GOAL -
What follows is a listing; give it again exactly, in its entirety.

ENTRIES PROVIDED -
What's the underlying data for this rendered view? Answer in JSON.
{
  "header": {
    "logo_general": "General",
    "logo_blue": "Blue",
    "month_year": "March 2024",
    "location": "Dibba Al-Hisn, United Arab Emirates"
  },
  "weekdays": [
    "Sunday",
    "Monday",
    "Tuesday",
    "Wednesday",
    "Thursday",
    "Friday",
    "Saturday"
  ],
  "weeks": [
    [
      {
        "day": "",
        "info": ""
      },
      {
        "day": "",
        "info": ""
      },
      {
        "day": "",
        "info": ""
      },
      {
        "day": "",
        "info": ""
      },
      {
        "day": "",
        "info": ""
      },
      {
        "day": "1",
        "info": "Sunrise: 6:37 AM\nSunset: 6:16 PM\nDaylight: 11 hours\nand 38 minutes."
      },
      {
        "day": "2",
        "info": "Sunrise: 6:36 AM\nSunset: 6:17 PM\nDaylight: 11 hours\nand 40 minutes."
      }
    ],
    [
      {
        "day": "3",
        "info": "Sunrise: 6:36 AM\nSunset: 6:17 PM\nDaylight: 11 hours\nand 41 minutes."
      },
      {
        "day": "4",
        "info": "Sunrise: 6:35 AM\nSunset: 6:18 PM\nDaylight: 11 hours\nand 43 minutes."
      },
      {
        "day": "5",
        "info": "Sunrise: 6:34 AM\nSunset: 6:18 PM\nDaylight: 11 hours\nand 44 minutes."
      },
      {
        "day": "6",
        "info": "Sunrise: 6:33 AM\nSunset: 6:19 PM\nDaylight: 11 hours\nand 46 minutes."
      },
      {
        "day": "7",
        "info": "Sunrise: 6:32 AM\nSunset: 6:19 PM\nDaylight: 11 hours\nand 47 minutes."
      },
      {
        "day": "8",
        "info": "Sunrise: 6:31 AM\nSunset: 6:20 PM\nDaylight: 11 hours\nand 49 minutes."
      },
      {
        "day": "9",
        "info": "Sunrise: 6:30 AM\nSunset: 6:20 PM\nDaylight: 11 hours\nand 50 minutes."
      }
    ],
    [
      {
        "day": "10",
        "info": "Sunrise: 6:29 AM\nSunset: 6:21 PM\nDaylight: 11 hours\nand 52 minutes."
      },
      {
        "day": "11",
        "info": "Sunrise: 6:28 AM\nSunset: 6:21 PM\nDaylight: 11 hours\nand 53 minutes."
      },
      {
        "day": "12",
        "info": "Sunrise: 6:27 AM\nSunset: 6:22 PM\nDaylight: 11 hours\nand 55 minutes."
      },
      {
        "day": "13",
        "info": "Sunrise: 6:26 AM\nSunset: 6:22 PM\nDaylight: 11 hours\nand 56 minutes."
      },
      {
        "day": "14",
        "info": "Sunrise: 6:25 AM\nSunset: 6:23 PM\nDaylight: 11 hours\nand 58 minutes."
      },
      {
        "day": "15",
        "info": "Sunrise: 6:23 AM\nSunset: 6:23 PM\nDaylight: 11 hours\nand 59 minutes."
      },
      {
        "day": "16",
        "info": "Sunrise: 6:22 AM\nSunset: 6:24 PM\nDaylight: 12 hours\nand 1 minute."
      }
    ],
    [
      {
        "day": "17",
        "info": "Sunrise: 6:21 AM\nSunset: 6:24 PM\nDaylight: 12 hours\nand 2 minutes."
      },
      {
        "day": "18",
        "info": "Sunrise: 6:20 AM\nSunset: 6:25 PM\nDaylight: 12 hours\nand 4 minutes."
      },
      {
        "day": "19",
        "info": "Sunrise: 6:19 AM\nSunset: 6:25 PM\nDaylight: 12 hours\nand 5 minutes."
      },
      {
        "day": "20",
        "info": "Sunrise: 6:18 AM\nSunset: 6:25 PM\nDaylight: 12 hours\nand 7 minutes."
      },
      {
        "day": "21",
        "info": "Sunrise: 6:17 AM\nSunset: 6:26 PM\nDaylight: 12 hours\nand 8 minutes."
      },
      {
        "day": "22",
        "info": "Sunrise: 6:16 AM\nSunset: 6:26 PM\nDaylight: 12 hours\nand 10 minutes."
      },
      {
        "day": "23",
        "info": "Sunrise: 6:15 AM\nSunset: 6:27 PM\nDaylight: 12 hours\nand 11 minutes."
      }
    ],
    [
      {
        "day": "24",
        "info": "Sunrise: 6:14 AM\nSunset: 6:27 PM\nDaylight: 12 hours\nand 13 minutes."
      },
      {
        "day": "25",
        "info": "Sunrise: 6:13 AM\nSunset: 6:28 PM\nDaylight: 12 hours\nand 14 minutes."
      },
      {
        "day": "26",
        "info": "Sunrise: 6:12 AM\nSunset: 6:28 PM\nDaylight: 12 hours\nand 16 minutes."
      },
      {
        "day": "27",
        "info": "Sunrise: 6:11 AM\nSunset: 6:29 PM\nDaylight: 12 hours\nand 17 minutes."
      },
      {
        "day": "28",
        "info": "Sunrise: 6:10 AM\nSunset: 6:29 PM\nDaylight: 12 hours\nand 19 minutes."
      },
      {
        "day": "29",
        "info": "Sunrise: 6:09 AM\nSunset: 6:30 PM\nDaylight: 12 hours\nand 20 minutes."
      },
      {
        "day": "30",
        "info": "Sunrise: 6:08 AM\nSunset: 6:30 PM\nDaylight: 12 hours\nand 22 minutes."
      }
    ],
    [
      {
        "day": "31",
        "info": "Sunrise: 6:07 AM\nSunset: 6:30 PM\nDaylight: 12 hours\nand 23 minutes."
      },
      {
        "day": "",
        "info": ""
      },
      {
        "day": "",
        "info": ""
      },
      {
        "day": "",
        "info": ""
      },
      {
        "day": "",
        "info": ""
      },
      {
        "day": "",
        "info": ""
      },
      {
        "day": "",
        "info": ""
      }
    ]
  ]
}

RESULT FOR THIS TASK -
What's the underlying data for this rendered view? Answer in JSON.
{
  "header": {
    "logo_general": "General",
    "logo_blue": "Blue",
    "month_year": "March 2024",
    "location": "Dibba Al-Hisn, United Arab Emirates"
  },
  "weekdays": [
    "Sunday",
    "Monday",
    "Tuesday",
    "Wednesday",
    "Thursday",
    "Friday",
    "Saturday"
  ],
  "weeks": [
    [
      {
        "day": "",
        "info": ""
      },
      {
        "day": "",
        "info": ""
      },
      {
        "day": "",
        "info": ""
      },
      {
        "day": "",
        "info": ""
      },
      {
        "day": "",
        "info": ""
      },
      {
        "day": "1",
        "info": "Sunrise: 6:37 AM\nSunset: 6:16 PM\nDaylight: 11 hours\nand 38 minutes."
      },
      {
        "day": "2",
        "info": "Sunrise: 6:36 AM\nSunset: 6:17 PM\nDaylight: 11 hours\nand 40 minutes."
      }
    ],
    [
      {
        "day": "3",
        "info": "Sunrise: 6:36 AM\nSunset: 6:17 PM\nDaylight: 11 hours\nand 41 minutes."
      },
      {
        "day": "4",
        "info": "Sunrise: 6:35 AM\nSunset: 6:18 PM\nDaylight: 11 hours\nand 43 minutes."
      },
      {
        "day": "5",
        "info": "Sunrise: 6:34 AM\nSunset: 6:18 PM\nDaylight: 11 hours\nand 44 minutes."
      },
      {
        "day": "6",
        "info": "Sunrise: 6:33 AM\nSunset: 6:19 PM\nDaylight: 11 hours\nand 46 minutes."
      },
      {
        "day": "7",
        "info": "Sunrise: 6:32 AM\nSunset: 6:19 PM\nDaylight: 11 hours\nand 47 minutes."
      },
      {
        "day": "8",
        "info": "Sunrise: 6:31 AM\nSunset: 6:20 PM\nDaylight: 11 hours\nand 49 minutes."
      },
      {
        "day": "9",
        "info": "Sunrise: 6:30 AM\nSunset: 6:20 PM\nDaylight: 11 hours\nand 50 minutes."
      }
    ],
    [
      {
        "day": "10",
        "info": "Sunrise: 6:29 AM\nSunset: 6:21 PM\nDaylight: 11 hours\nand 52 minutes."
      },
      {
        "day": "11",
        "info": "Sunrise: 6:28 AM\nSunset: 6:21 PM\nDaylight: 11 hours\nand 53 minutes."
      },
      {
        "day": "12",
        "info": "Sunrise: 6:27 AM\nSunset: 6:22 PM\nDaylight: 11 hours\nand 55 minutes."
      },
      {
        "day": "13",
        "info": "Sunrise: 6:26 AM\nSunset: 6:22 PM\nDaylight: 11 hours\nand 56 minutes."
      },
      {
        "day": "14",
        "info": "Sunrise: 6:25 AM\nSunset: 6:23 PM\nDaylight: 11 hours\nand 58 minutes."
      },
      {
        "day": "15",
        "info": "Sunrise: 6:23 AM\nSunset: 6:23 PM\nDaylight: 11 hours\nand 59 minutes."
      },
      {
        "day": "16",
        "info": "Sunrise: 6:22 AM\nSunset: 6:24 PM\nDaylight: 12 hours\nand 1 minute."
      }
    ],
    [
      {
        "day": "17",
        "info": "Sunrise: 6:21 AM\nSunset: 6:24 PM\nDaylight: 12 hours\nand 2 minutes."
      },
      {
        "day": "18",
        "info": "Sunrise: 6:20 AM\nSunset: 6:25 PM\nDaylight: 12 hours\nand 4 minutes."
      },
      {
        "day": "19",
        "info": "Sunrise: 6:19 AM\nSunset: 6:25 PM\nDaylight: 12 hours\nand 5 minutes."
      },
      {
        "day": "20",
        "info": "Sunrise: 6:18 AM\nSunset: 6:25 PM\nDaylight: 12 hours\nand 7 minutes."
      },
      {
        "day": "21",
        "info": "Sunrise: 6:17 AM\nSunset: 6:26 PM\nDaylight: 12 hours\nand 8 minutes."
      },
      {
        "day": "22",
        "info": "Sunrise: 6:16 AM\nSunset: 6:26 PM\nDaylight: 12 hours\nand 10 minutes."
      },
      {
        "day": "23",
        "info": "Sunrise: 6:15 AM\nSunset: 6:27 PM\nDaylight: 12 hours\nand 11 minutes."
      }
    ],
    [
      {
        "day": "24",
        "info": "Sunrise: 6:14 AM\nSunset: 6:27 PM\nDaylight: 12 hours\nand 13 minutes."
      },
      {
        "day": "25",
        "info": "Sunrise: 6:13 AM\nSunset: 6:28 PM\nDaylight: 12 hours\nand 14 minutes."
      },
      {
        "day": "26",
        "info": "Sunrise: 6:12 AM\nSunset: 6:28 PM\nDaylight: 12 hours\nand 16 minutes."
      },
      {
        "day": "27",
        "info": "Sunrise: 6:11 AM\nSunset: 6:29 PM\nDaylight: 12 hours\nand 17 minutes."
      },
      {
        "day": "28",
        "info": "Sunrise: 6:10 AM\nSunset: 6:29 PM\nDaylight: 12 hours\nand 19 minutes."
      },
      {
        "day": "29",
        "info": "Sunrise: 6:09 AM\nSunset: 6:30 PM\nDaylight: 12 hours\nand 20 minutes."
      },
      {
        "day": "30",
        "info": "Sunrise: 6:08 AM\nSunset: 6:30 PM\nDaylight: 12 hours\nand 22 minutes."
      }
    ],
    [
      {
        "day": "31",
        "info": "Sunrise: 6:07 AM\nSunset: 6:30 PM\nDaylight: 12 hours\nand 23 minutes."
      },
      {
        "day": "",
        "info": ""
      },
      {
        "day": "",
        "info": ""
      },
      {
        "day": "",
        "info": ""
      },
      {
        "day": "",
        "info": ""
      },
      {
        "day": "",
        "info": ""
      },
      {
        "day": "",
        "info": ""
      }
    ]
  ]
}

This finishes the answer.